▶ [What you should do]:
Transcribe the material verbatim in full; the pictures do not belong in the copy.
━━━ Data listing ━━━
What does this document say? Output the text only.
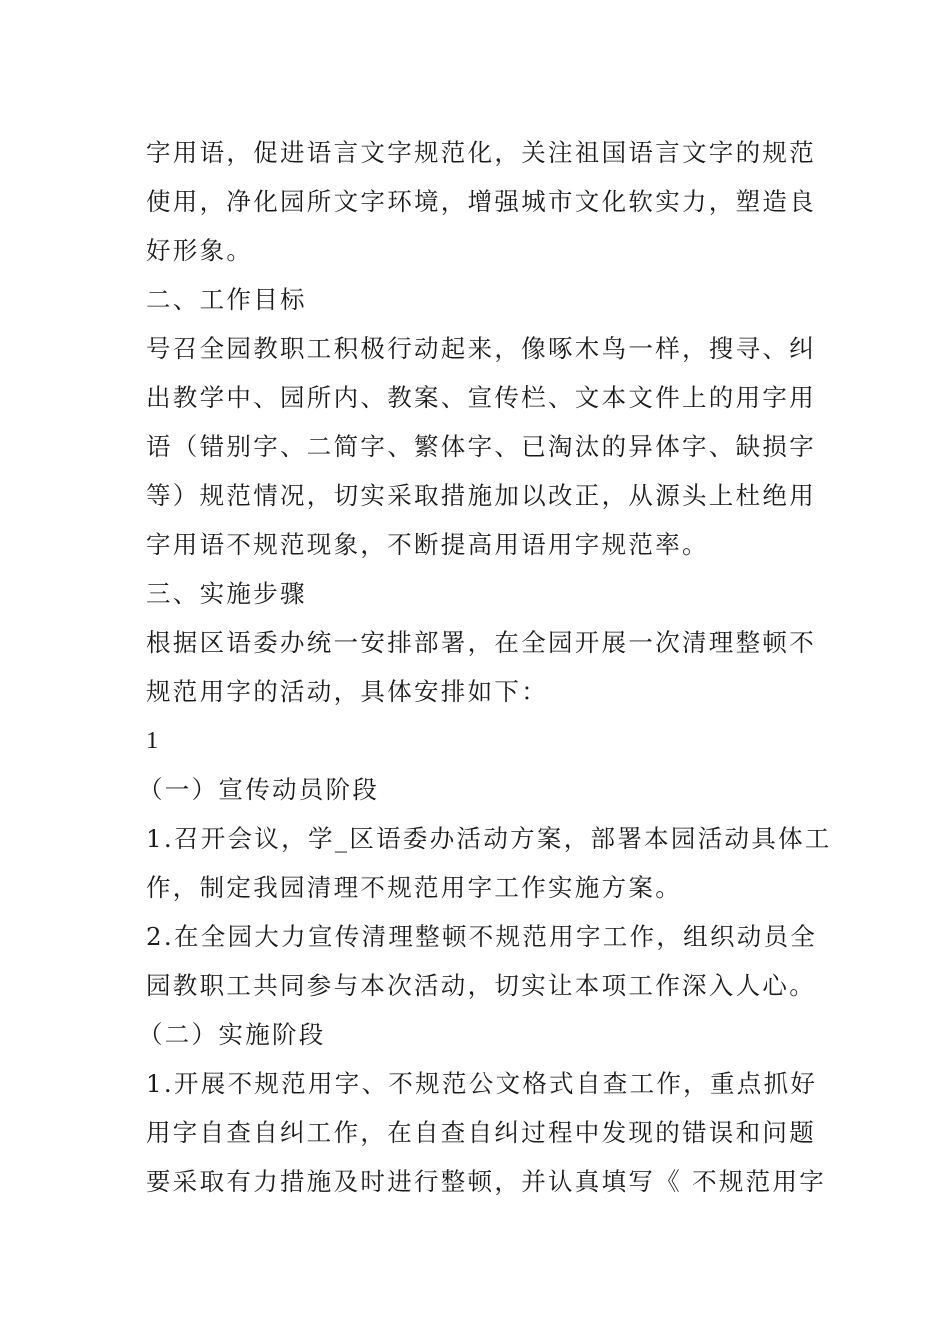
字用语，促进语言文字规范化，关注祖国语言文字的规范
使用，净化园所文字环境，增强城市文化软实力，塑造良
好形象。
二、工作目标
号召全园教职工积极行动起来，像啄木鸟一样，搜寻、纠
出教学中、园所内、教案、宣传栏、文本文件上的用字用
语（错别字、二简字、繁体字、已淘汰的异体字、缺损字
等）规范情况，切实采取措施加以改正，从源头上杜绝用
字用语不规范现象，不断提高用语用字规范率。
三、实施步骤
根据区语委办统一安排部署，在全园开展一次清理整顿不
规范用字的活动，具体安排如下：
1
（一）宣传动员阶段
1.召开会议，学_区语委办活动方案，部署本园活动具体工
作，制定我园清理不规范用字工作实施方案。
2.在全园大力宣传清理整顿不规范用字工作，组织动员全
园教职工共同参与本次活动，切实让本项工作深入人心。
（二）实施阶段
1.开展不规范用字、不规范公文格式自查工作，重点抓好
用字自查自纠工作，在自查自纠过程中发现的错误和问题
要采取有力措施及时进行整顿，并认真填写《 不规范用字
━━━
▶ [Result of this exercise]:
What does this document say? Output the text only.
字用语，促进语言文字规范化，关注祖国语言文字的规范
使用，净化园所文字环境，增强城市文化软实力，塑造良
好形象。
二、工作目标
号召全园教职工积极行动起来，像啄木鸟一样，搜寻、纠
出教学中、园所内、教案、宣传栏、文本文件上的用字用
语（错别字、二简字、繁体字、已淘汰的异体字、缺损字
等）规范情况，切实采取措施加以改正，从源头上杜绝用
字用语不规范现象，不断提高用语用字规范率。
三、实施步骤
根据区语委办统一安排部署，在全园开展一次清理整顿不
规范用字的活动，具体安排如下：
1
（一）宣传动员阶段
1.召开会议，学_区语委办活动方案，部署本园活动具体工
作，制定我园清理不规范用字工作实施方案。
2.在全园大力宣传清理整顿不规范用字工作，组织动员全
园教职工共同参与本次活动，切实让本项工作深入人心。
（二）实施阶段
1.开展不规范用字、不规范公文格式自查工作，重点抓好
用字自查自纠工作，在自查自纠过程中发现的错误和问题
要采取有力措施及时进行整顿，并认真填写《 不规范用字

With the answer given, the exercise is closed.